- _Provided text_:
===
When the Motion Picture Academy looked at 1988, it gave its Best Picture award to a feel-good formula flick called Rain Man. Which isn't a bad movie, as such films go -- I've always liked the scene when Dustin Hoffman blithely confesses to counting cards -- but it also isn't as good as any of these:
1. The Decalogue Directed by Krzysztof Kieslowski Written by Kieslowski and Krzysztof Piesiewicz
The 10 episodes of this Polish miniseries were allegedly inspired by the 10 commandments, though I've never seen a compelling attempt to match Kieslowski's individual stories to Yahweh's individual instructions. At any rate, you shouldn't get hung up on the concept; take each entry on its own terms, and you'll see some of the most morally nuanced storytelling ever made for the screen.
2. A Fish Called Wanda Directed by Charles Crichton Written by John Cleese, from a story by Crichton and Cleese
Ealing meets Python.
3. Apartment Zero Directed by Martin Donovan Written by Donovan and David Koepp
"If that's a mask, either take it off now or leave it on forever."
4. Thelonious Monk: Straight, No Chaser Directed by Charlotte Zwerin
Genius wrapped up in madness.
===
- _Extracted information_:

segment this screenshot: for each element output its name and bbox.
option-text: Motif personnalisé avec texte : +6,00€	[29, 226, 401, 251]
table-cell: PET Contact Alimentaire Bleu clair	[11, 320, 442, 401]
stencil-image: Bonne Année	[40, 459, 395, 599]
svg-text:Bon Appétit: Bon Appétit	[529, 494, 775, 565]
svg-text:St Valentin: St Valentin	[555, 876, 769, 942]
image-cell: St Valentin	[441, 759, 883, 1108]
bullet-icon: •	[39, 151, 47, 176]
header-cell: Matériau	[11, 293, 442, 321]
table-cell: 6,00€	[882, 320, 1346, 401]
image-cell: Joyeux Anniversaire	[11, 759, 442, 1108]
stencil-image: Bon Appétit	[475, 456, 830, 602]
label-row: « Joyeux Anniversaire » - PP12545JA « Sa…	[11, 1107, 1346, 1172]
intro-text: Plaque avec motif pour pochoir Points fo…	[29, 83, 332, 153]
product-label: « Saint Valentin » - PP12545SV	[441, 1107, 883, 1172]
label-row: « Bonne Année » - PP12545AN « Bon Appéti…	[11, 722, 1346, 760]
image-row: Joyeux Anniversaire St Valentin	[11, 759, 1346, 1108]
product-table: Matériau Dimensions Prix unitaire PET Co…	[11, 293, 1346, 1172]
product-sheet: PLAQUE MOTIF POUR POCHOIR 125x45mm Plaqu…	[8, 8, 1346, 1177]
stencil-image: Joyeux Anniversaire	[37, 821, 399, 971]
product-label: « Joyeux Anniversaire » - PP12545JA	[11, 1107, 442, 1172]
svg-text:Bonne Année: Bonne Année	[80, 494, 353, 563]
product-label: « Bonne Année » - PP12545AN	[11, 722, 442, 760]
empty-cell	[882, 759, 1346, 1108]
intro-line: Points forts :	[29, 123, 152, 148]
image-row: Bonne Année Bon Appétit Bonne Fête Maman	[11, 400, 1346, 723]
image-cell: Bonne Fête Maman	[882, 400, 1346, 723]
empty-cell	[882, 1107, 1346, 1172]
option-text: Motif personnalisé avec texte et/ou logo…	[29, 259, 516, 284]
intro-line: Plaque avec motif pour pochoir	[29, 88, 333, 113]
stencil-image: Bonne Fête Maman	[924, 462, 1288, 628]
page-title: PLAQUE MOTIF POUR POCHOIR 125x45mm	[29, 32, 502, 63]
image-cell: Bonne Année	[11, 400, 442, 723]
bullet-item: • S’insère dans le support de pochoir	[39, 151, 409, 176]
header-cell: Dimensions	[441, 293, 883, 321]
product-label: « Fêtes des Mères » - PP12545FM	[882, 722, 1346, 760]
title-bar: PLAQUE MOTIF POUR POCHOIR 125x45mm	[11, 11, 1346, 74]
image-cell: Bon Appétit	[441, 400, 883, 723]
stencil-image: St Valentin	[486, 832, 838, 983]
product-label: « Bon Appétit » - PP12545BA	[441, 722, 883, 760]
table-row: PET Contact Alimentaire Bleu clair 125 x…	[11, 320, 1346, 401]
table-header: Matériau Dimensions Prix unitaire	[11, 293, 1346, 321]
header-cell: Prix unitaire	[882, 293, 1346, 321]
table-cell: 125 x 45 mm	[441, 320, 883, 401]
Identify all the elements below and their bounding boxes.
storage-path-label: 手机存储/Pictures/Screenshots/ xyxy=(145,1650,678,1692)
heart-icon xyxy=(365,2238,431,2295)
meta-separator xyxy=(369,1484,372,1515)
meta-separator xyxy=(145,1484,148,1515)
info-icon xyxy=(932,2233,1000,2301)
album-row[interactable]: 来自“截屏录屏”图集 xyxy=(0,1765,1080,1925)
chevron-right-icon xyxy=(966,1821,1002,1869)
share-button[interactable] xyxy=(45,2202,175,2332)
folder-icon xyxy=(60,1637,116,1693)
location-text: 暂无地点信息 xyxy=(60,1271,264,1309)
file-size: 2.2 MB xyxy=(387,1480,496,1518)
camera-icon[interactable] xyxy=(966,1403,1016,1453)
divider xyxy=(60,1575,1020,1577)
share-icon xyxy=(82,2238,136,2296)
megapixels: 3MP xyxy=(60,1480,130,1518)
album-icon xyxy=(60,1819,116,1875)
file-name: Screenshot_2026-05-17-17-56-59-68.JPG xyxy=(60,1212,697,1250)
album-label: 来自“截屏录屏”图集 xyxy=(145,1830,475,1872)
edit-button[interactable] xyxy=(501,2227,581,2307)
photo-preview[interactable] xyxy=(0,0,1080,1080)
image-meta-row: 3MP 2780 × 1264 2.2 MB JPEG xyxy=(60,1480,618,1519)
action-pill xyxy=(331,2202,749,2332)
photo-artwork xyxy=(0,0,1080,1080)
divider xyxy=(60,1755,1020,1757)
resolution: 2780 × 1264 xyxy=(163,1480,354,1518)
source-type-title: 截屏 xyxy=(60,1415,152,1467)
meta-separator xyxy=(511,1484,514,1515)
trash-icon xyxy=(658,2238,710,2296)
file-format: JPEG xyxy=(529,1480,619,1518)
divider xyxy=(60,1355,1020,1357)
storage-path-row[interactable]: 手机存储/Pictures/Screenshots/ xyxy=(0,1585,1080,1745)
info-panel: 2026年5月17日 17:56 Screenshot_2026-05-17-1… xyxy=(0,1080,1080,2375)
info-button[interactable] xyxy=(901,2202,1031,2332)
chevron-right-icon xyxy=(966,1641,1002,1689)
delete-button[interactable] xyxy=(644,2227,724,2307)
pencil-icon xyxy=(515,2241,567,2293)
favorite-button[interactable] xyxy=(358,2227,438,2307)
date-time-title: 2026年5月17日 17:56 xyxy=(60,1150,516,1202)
===
- _Objective 1_: Print the passage of the 1988 movie list from "2. A Fish Called" up to and including "up in madness.".
- _Objective 2_: List every director named in the 1988 movie list.
- _Objective 3_: Write the next part of the 1988 movie list, picking up after its last line.
The material comes from a separate source unrelated to the 1988 movie list.

- _Expected output 1_:
2. A Fish Called Wanda Directed by Charles Crichton Written by John Cleese, from a story by Crichton and Cleese
Ealing meets Python.
3. Apartment Zero Directed by Martin Donovan Written by Donovan and David Koepp
"If that's a mask, either take it off now or leave it on forever."
4. Thelonious Monk: Straight, No Chaser Directed by Charlotte Zwerin
Genius wrapped up in madness.

- _Expected output 2_: Krzysztof Kieslowski, Charles Crichton, Martin Donovan, Charlotte Zwerin

- _Expected output 3_:
5. Paperhouse Directed by Bernard Rose Written by Matthew Jacobs, from a novel by Catherine Storr
Rose's early horror/fantasy movies are so much richer than his later, self-consciously arthouse-oriented Oscar bait.
6. My Neighbor Totoro Written and directed by Hayao Miyazaki
My daughter likes it, too.
7. The Adventures of Baron Munchausen Directed by Terry Gilliam Written by Gilliam and Charles McKeown, from a novel by Rudolph Erich Raspe
"Have him executed at once. This sort of behavior is demoralizing for the ordinary soldiers and citizens who are trying to lead normal, simple, unexceptional lives."
8. The Naked Gun Directed by David Zucker Written by Zucker, Jerry Zucker, Jim Abrahams, and Pat Proft
In addition to featuring O.J. Simpson's finest performance outside a courtroom, this is the best baseball movie ever made.
9. Cane Toads: An Unnatural History Directed by Mark Lewis
Frogtown goes to hell.
10. The Thin Blue Line Directed by Errol Morris
It's on this list because it's an artful piece of filmmaking and an accomplished piece of journalism, not because it can credibly claim to have gotten an innocent man freed from prison. But that's a nice bonus.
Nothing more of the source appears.